- **EXERCISE REQUIREMENTS**
Return all the entries exactly, keeping pictures out.

- **DATA SHOWN**
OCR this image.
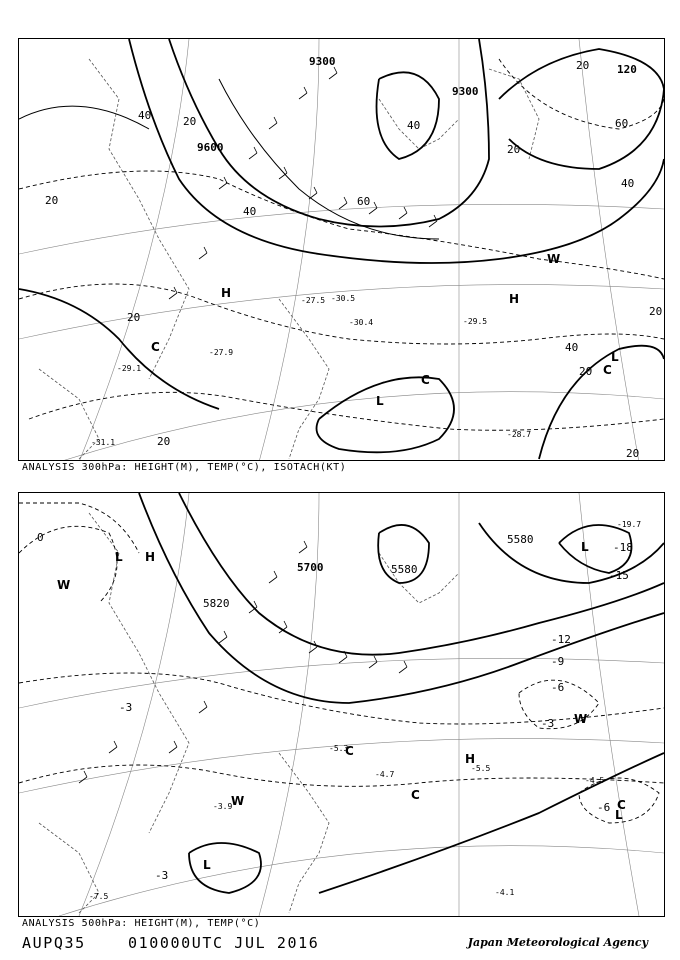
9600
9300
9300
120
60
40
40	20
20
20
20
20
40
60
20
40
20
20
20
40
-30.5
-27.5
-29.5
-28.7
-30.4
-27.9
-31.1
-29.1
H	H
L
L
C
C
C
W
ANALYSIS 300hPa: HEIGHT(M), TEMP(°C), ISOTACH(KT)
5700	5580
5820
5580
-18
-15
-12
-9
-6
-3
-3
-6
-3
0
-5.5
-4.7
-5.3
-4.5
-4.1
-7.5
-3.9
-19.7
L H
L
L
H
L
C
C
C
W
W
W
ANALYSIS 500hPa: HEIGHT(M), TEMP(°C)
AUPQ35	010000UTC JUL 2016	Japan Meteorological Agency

- **FINISHED EXERCISE**
OCR this image.
9600
9300
9300
120
60
40
40	20
20
20
20
20
40
60
20
40
20
20
20
40
-30.5
-27.5
-29.5
-28.7
-30.4
-27.9
-31.1
-29.1
H	H
L
L
C
C
C
W
ANALYSIS 300hPa: HEIGHT(M), TEMP(°C), ISOTACH(KT)
5700	5580
5820
5580
-18
-15
-12
-9
-6
-3
-3
-6
-3
0
-5.5
-4.7
-5.3
-4.5
-4.1
-7.5
-3.9
-19.7
L H
L
L
H
L
C
C
C
W
W
W
ANALYSIS 500hPa: HEIGHT(M), TEMP(°C)
AUPQ35	010000UTC JUL 2016	Japan Meteorological Agency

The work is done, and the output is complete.